• [Task goal] Look through the material below for "Assets". Copy every line that contains it.

Dataset records:
>>>

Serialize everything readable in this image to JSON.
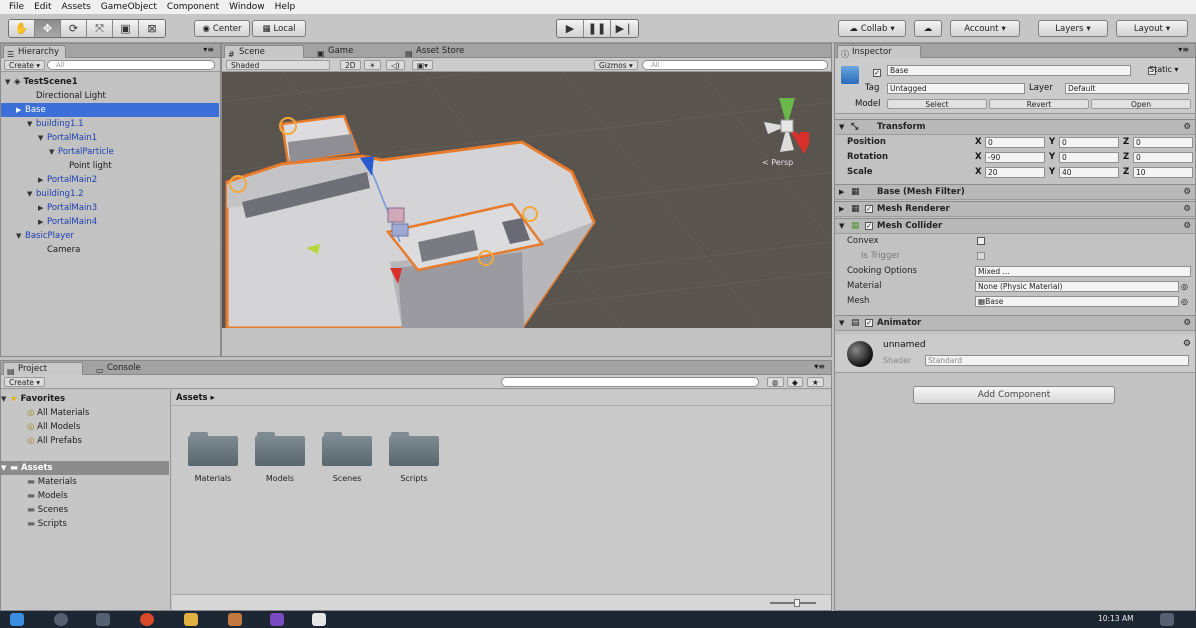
{
  "menu": [
    "File",
    "Edit",
    "Assets",
    "GameObject",
    "Component",
    "Window",
    "Help"
  ],
  "toolbar": {
    "tools": [
      "hand",
      "move",
      "rotate",
      "scale",
      "rect",
      "custom"
    ],
    "pivot_label": "Center",
    "space_label": "Local",
    "collab_label": "Collab",
    "account_label": "Account",
    "layers_label": "Layers",
    "layout_label": "Layout"
  },
  "hierarchy": {
    "tab": "Hierarchy",
    "create": "Create",
    "search_placeholder": "All",
    "rows": [
      {
        "label": "TestScene1",
        "indent": 0,
        "arrow": "▼",
        "style": "scene"
      },
      {
        "label": "Directional Light",
        "indent": 2,
        "arrow": "",
        "style": "plain"
      },
      {
        "label": "Base",
        "indent": 1,
        "arrow": "▶",
        "style": "selected"
      },
      {
        "label": "building1.1",
        "indent": 2,
        "arrow": "▼",
        "style": "blue"
      },
      {
        "label": "PortalMain1",
        "indent": 3,
        "arrow": "▼",
        "style": "blue"
      },
      {
        "label": "PortalParticle",
        "indent": 4,
        "arrow": "▼",
        "style": "blue"
      },
      {
        "label": "Point light",
        "indent": 5,
        "arrow": "",
        "style": "plain"
      },
      {
        "label": "PortalMain2",
        "indent": 3,
        "arrow": "▶",
        "style": "blue"
      },
      {
        "label": "building1.2",
        "indent": 2,
        "arrow": "▼",
        "style": "blue"
      },
      {
        "label": "PortalMain3",
        "indent": 3,
        "arrow": "▶",
        "style": "blue"
      },
      {
        "label": "PortalMain4",
        "indent": 3,
        "arrow": "▶",
        "style": "blue"
      },
      {
        "label": "BasicPlayer",
        "indent": 1,
        "arrow": "▼",
        "style": "blue"
      },
      {
        "label": "Camera",
        "indent": 3,
        "arrow": "",
        "style": "plain"
      }
    ]
  },
  "scene": {
    "tabs": [
      "Scene",
      "Game",
      "Asset Store"
    ],
    "shading": "Shaded",
    "mode_2d": "2D",
    "gizmos": "Gizmos",
    "search_placeholder": "All",
    "persp_label": "< Persp"
  },
  "inspector": {
    "tab": "Inspector",
    "object_name": "Base",
    "static_label": "Static",
    "tag_label": "Tag",
    "tag_value": "Untagged",
    "layer_label": "Layer",
    "layer_value": "Default",
    "model_label": "Model",
    "model_buttons": [
      "Select",
      "Revert",
      "Open"
    ],
    "transform": {
      "title": "Transform",
      "rows": [
        {
          "label": "Position",
          "x": "0",
          "y": "0",
          "z": "0"
        },
        {
          "label": "Rotation",
          "x": "-90",
          "y": "0",
          "z": "0"
        },
        {
          "label": "Scale",
          "x": "20",
          "y": "40",
          "z": "10"
        }
      ]
    },
    "components": [
      "Base (Mesh Filter)",
      "Mesh Renderer",
      "Mesh Collider"
    ],
    "collider": {
      "convex": "Convex",
      "is_trigger": "Is Trigger",
      "cooking_label": "Cooking Options",
      "cooking_value": "Mixed ...",
      "material_label": "Material",
      "material_value": "None (Physic Material)",
      "mesh_label": "Mesh",
      "mesh_value": "Base"
    },
    "animator": "Animator",
    "material_name": "unnamed",
    "shader_label": "Shader",
    "shader_value": "Standard",
    "add_component": "Add Component"
  },
  "project": {
    "tabs": [
      "Project",
      "Console"
    ],
    "create": "Create",
    "favorites_label": "Favorites",
    "favorites": [
      "All Materials",
      "All Models",
      "All Prefabs"
    ],
    "assets_label": "Assets",
    "asset_tree": [
      "Materials",
      "Models",
      "Scenes",
      "Scripts"
    ],
    "breadcrumb": "Assets",
    "folders": [
      "Materials",
      "Models",
      "Scenes",
      "Scripts"
    ]
  },
  "taskbar": {
    "time": "10:13 AM"
  },
  "colors": {
    "selection": "#3c70d8",
    "scene_bg": "#5a544f",
    "outline": "#e87a2c"
  }
}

<<<

• [Task output]
    "Assets",
    "assets_label": "Assets",
    "breadcrumb": "Assets",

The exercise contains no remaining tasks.